Required task: Render the records below as a JSON list of strings with one string per line, leaving out blank lines.

[BEGIN]

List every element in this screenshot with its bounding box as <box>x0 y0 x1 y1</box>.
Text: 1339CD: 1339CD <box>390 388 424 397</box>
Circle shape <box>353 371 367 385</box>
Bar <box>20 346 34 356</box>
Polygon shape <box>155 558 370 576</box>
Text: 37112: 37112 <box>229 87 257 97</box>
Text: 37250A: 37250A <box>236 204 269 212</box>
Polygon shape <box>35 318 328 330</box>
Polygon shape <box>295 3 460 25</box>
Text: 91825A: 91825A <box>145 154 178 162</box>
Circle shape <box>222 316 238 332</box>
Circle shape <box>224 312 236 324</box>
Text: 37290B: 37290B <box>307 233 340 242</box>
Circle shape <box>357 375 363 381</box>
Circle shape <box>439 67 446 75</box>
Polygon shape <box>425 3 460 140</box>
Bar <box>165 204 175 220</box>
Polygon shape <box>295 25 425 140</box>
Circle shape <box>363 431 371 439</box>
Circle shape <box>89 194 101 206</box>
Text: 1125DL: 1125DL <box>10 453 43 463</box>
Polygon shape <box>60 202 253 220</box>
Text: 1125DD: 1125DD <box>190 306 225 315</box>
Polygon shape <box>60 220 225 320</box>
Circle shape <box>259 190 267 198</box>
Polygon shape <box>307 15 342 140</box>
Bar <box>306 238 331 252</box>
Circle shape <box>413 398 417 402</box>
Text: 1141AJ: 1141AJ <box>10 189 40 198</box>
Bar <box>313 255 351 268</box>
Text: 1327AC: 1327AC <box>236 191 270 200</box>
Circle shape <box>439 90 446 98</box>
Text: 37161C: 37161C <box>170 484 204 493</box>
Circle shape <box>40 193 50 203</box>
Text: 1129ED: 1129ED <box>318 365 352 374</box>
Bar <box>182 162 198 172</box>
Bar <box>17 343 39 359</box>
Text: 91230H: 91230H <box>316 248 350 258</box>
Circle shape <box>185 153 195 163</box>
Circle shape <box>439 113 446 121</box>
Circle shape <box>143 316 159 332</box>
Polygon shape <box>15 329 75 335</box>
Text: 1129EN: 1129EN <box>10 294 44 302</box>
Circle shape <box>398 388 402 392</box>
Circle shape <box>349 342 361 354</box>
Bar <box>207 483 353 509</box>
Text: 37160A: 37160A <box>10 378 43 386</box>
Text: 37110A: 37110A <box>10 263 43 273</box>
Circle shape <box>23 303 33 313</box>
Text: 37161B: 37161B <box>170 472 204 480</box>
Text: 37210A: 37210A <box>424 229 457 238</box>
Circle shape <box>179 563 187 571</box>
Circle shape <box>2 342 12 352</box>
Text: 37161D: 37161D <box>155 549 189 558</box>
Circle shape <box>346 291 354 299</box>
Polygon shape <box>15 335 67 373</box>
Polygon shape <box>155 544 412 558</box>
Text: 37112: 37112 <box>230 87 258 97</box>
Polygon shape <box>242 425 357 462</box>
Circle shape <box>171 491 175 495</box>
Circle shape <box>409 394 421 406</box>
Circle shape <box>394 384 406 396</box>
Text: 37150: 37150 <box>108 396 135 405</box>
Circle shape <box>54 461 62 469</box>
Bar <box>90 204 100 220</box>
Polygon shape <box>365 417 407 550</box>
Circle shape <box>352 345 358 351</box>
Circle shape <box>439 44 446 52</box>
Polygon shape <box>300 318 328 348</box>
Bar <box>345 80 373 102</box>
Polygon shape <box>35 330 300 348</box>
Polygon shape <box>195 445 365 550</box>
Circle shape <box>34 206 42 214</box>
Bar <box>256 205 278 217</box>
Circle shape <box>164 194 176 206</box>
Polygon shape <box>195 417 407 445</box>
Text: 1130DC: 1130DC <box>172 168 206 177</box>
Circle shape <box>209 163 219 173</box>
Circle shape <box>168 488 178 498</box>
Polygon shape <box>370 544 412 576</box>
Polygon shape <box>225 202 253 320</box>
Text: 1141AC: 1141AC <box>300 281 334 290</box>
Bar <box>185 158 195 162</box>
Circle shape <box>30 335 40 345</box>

[END]

Result of this exercise:
[
  "List every element in this screenshot with its bounding box as <box>x0 y0 x1 y1</box>.",
  "Text: 1339CD: 1339CD <box>390 388 424 397</box>",
  "Circle shape <box>353 371 367 385</box>",
  "Bar <box>20 346 34 356</box>",
  "Polygon shape <box>155 558 370 576</box>",
  "Text: 37112: 37112 <box>229 87 257 97</box>",
  "Text: 37250A: 37250A <box>236 204 269 212</box>",
  "Polygon shape <box>35 318 328 330</box>",
  "Polygon shape <box>295 3 460 25</box>",
  "Text: 91825A: 91825A <box>145 154 178 162</box>",
  "Circle shape <box>222 316 238 332</box>",
  "Circle shape <box>224 312 236 324</box>",
  "Text: 37290B: 37290B <box>307 233 340 242</box>",
  "Circle shape <box>357 375 363 381</box>",
  "Circle shape <box>439 67 446 75</box>",
  "Polygon shape <box>425 3 460 140</box>",
  "Bar <box>165 204 175 220</box>",
  "Polygon shape <box>295 25 425 140</box>",
  "Circle shape <box>363 431 371 439</box>",
  "Circle shape <box>89 194 101 206</box>",
  "Text: 1125DL: 1125DL <box>10 453 43 463</box>",
  "Polygon shape <box>60 202 253 220</box>",
  "Text: 1125DD: 1125DD <box>190 306 225 315</box>",
  "Polygon shape <box>60 220 225 320</box>",
  "Circle shape <box>259 190 267 198</box>",
  "Polygon shape <box>307 15 342 140</box>",
  "Bar <box>306 238 331 252</box>",
  "Circle shape <box>413 398 417 402</box>",
  "Text: 1141AJ: 1141AJ <box>10 189 40 198</box>",
  "Bar <box>313 255 351 268</box>",
  "Text: 1327AC: 1327AC <box>236 191 270 200</box>",
  "Circle shape <box>439 90 446 98</box>",
  "Text: 37161C: 37161C <box>170 484 204 493</box>",
  "Circle shape <box>40 193 50 203</box>",
  "Text: 1129ED: 1129ED <box>318 365 352 374</box>",
  "Bar <box>182 162 198 172</box>",
  "Bar <box>17 343 39 359</box>",
  "Text: 91230H: 91230H <box>316 248 350 258</box>",
  "Circle shape <box>185 153 195 163</box>",
  "Circle shape <box>439 113 446 121</box>",
  "Circle shape <box>143 316 159 332</box>",
  "Polygon shape <box>15 329 75 335</box>",
  "Text: 1129EN: 1129EN <box>10 294 44 302</box>",
  "Circle shape <box>398 388 402 392</box>",
  "Circle shape <box>349 342 361 354</box>",
  "Bar <box>207 483 353 509</box>",
  "Text: 37160A: 37160A <box>10 378 43 386</box>",
  "Text: 37110A: 37110A <box>10 263 43 273</box>",
  "Circle shape <box>23 303 33 313</box>",
  "Text: 37161B: 37161B <box>170 472 204 480</box>",
  "Text: 37210A: 37210A <box>424 229 457 238</box>",
  "Circle shape <box>179 563 187 571</box>",
  "Circle shape <box>2 342 12 352</box>",
  "Text: 37161D: 37161D <box>155 549 189 558</box>",
  "Circle shape <box>346 291 354 299</box>",
  "Polygon shape <box>15 335 67 373</box>",
  "Polygon shape <box>155 544 412 558</box>",
  "Text: 37112: 37112 <box>230 87 258 97</box>",
  "Polygon shape <box>242 425 357 462</box>",
  "Circle shape <box>171 491 175 495</box>",
  "Circle shape <box>409 394 421 406</box>",
  "Circle shape <box>394 384 406 396</box>",
  "Text: 37150: 37150 <box>108 396 135 405</box>",
  "Circle shape <box>54 461 62 469</box>",
  "Bar <box>90 204 100 220</box>",
  "Polygon shape <box>365 417 407 550</box>",
  "Circle shape <box>352 345 358 351</box>",
  "Circle shape <box>439 44 446 52</box>",
  "Polygon shape <box>300 318 328 348</box>",
  "Bar <box>345 80 373 102</box>",
  "Polygon shape <box>35 330 300 348</box>",
  "Polygon shape <box>195 445 365 550</box>",
  "Circle shape <box>34 206 42 214</box>",
  "Bar <box>256 205 278 217</box>",
  "Circle shape <box>164 194 176 206</box>",
  "Polygon shape <box>195 417 407 445</box>",
  "Text: 1130DC: 1130DC <box>172 168 206 177</box>",
  "Circle shape <box>209 163 219 173</box>",
  "Circle shape <box>168 488 178 498</box>",
  "Polygon shape <box>370 544 412 576</box>",
  "Polygon shape <box>225 202 253 320</box>",
  "Text: 1141AC: 1141AC <box>300 281 334 290</box>",
  "Bar <box>185 158 195 162</box>",
  "Circle shape <box>30 335 40 345</box>"
]